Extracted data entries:

# # # # #

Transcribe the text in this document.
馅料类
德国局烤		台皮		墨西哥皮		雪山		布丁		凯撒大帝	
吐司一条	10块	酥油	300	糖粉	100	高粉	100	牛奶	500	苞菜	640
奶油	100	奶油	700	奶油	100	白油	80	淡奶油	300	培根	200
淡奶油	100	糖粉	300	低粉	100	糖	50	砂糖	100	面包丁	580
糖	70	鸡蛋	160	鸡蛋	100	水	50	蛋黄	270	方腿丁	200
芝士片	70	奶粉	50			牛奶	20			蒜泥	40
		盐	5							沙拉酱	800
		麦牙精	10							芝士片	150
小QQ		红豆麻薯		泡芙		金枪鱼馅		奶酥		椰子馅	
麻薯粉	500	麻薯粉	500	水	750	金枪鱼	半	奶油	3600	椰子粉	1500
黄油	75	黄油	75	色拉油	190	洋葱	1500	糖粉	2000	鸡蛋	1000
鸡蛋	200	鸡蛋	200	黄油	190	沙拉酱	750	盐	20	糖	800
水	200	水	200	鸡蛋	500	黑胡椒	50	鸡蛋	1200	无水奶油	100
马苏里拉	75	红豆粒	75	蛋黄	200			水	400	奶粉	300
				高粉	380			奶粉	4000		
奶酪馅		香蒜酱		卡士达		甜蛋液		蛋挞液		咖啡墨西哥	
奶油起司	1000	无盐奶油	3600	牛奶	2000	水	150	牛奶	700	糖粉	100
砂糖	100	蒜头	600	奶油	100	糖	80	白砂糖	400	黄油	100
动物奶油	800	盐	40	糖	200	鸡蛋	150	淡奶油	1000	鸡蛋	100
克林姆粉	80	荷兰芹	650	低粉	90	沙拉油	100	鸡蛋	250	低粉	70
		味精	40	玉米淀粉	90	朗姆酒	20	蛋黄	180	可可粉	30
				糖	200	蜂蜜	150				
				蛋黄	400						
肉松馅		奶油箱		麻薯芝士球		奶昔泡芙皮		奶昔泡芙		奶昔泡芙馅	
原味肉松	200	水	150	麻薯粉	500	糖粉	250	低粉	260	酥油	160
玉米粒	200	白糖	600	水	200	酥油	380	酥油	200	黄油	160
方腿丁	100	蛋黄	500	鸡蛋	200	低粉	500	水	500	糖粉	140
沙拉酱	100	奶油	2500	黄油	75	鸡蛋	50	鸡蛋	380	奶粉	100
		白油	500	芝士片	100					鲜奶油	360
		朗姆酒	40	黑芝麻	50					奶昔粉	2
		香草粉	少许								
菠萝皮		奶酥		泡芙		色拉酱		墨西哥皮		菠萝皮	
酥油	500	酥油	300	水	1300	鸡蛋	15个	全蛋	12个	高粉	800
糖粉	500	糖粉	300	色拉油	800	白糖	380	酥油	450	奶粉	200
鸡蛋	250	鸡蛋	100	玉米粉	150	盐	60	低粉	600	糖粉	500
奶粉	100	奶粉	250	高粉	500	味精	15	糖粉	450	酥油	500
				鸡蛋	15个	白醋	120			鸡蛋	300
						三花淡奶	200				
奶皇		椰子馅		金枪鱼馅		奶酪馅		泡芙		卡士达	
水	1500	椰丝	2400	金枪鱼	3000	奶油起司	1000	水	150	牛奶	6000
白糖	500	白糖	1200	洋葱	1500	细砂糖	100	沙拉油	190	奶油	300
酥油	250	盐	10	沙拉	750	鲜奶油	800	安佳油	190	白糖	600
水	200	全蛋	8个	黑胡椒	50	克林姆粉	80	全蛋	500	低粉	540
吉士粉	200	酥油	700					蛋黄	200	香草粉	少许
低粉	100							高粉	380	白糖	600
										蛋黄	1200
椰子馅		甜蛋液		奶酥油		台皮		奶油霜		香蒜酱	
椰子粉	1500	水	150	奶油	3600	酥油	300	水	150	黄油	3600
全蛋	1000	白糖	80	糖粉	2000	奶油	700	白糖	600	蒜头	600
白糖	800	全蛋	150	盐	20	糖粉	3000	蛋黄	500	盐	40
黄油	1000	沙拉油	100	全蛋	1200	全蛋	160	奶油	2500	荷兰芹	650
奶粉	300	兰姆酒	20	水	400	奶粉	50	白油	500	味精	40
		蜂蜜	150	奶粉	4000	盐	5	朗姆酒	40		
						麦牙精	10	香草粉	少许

# # # # #

Reproduce the material exactly, with every line intact.

Exercise solution
Transcribe the text in this document.
馅料类
德国局烤		台皮		墨西哥皮		雪山		布丁		凯撒大帝	
吐司一条	10块	酥油	300	糖粉	100	高粉	100	牛奶	500	苞菜	640
奶油	100	奶油	700	奶油	100	白油	80	淡奶油	300	培根	200
淡奶油	100	糖粉	300	低粉	100	糖	50	砂糖	100	面包丁	580
糖	70	鸡蛋	160	鸡蛋	100	水	50	蛋黄	270	方腿丁	200
芝士片	70	奶粉	50			牛奶	20			蒜泥	40
		盐	5							沙拉酱	800
		麦牙精	10							芝士片	150
小QQ		红豆麻薯		泡芙		金枪鱼馅		奶酥		椰子馅	
麻薯粉	500	麻薯粉	500	水	750	金枪鱼	半	奶油	3600	椰子粉	1500
黄油	75	黄油	75	色拉油	190	洋葱	1500	糖粉	2000	鸡蛋	1000
鸡蛋	200	鸡蛋	200	黄油	190	沙拉酱	750	盐	20	糖	800
水	200	水	200	鸡蛋	500	黑胡椒	50	鸡蛋	1200	无水奶油	100
马苏里拉	75	红豆粒	75	蛋黄	200			水	400	奶粉	300
				高粉	380			奶粉	4000		
奶酪馅		香蒜酱		卡士达		甜蛋液		蛋挞液		咖啡墨西哥	
奶油起司	1000	无盐奶油	3600	牛奶	2000	水	150	牛奶	700	糖粉	100
砂糖	100	蒜头	600	奶油	100	糖	80	白砂糖	400	黄油	100
动物奶油	800	盐	40	糖	200	鸡蛋	150	淡奶油	1000	鸡蛋	100
克林姆粉	80	荷兰芹	650	低粉	90	沙拉油	100	鸡蛋	250	低粉	70
		味精	40	玉米淀粉	90	朗姆酒	20	蛋黄	180	可可粉	30
				糖	200	蜂蜜	150				
				蛋黄	400						
肉松馅		奶油箱		麻薯芝士球		奶昔泡芙皮		奶昔泡芙		奶昔泡芙馅	
原味肉松	200	水	150	麻薯粉	500	糖粉	250	低粉	260	酥油	160
玉米粒	200	白糖	600	水	200	酥油	380	酥油	200	黄油	160
方腿丁	100	蛋黄	500	鸡蛋	200	低粉	500	水	500	糖粉	140
沙拉酱	100	奶油	2500	黄油	75	鸡蛋	50	鸡蛋	380	奶粉	100
		白油	500	芝士片	100					鲜奶油	360
		朗姆酒	40	黑芝麻	50					奶昔粉	2
		香草粉	少许								
菠萝皮		奶酥		泡芙		色拉酱		墨西哥皮		菠萝皮	
酥油	500	酥油	300	水	1300	鸡蛋	15个	全蛋	12个	高粉	800
糖粉	500	糖粉	300	色拉油	800	白糖	380	酥油	450	奶粉	200
鸡蛋	250	鸡蛋	100	玉米粉	150	盐	60	低粉	600	糖粉	500
奶粉	100	奶粉	250	高粉	500	味精	15	糖粉	450	酥油	500
				鸡蛋	15个	白醋	120			鸡蛋	300
						三花淡奶	200				
奶皇		椰子馅		金枪鱼馅		奶酪馅		泡芙		卡士达	
水	1500	椰丝	2400	金枪鱼	3000	奶油起司	1000	水	150	牛奶	6000
白糖	500	白糖	1200	洋葱	1500	细砂糖	100	沙拉油	190	奶油	300
酥油	250	盐	10	沙拉	750	鲜奶油	800	安佳油	190	白糖	600
水	200	全蛋	8个	黑胡椒	50	克林姆粉	80	全蛋	500	低粉	540
吉士粉	200	酥油	700					蛋黄	200	香草粉	少许
低粉	100							高粉	380	白糖	600
										蛋黄	1200
椰子馅		甜蛋液		奶酥油		台皮		奶油霜		香蒜酱	
椰子粉	1500	水	150	奶油	3600	酥油	300	水	150	黄油	3600
全蛋	1000	白糖	80	糖粉	2000	奶油	700	白糖	600	蒜头	600
白糖	800	全蛋	150	盐	20	糖粉	3000	蛋黄	500	盐	40
黄油	1000	沙拉油	100	全蛋	1200	全蛋	160	奶油	2500	荷兰芹	650
奶粉	300	兰姆酒	20	水	400	奶粉	50	白油	500	味精	40
		蜂蜜	150	奶粉	4000	盐	5	朗姆酒	40		
						麦牙精	10	香草粉	少许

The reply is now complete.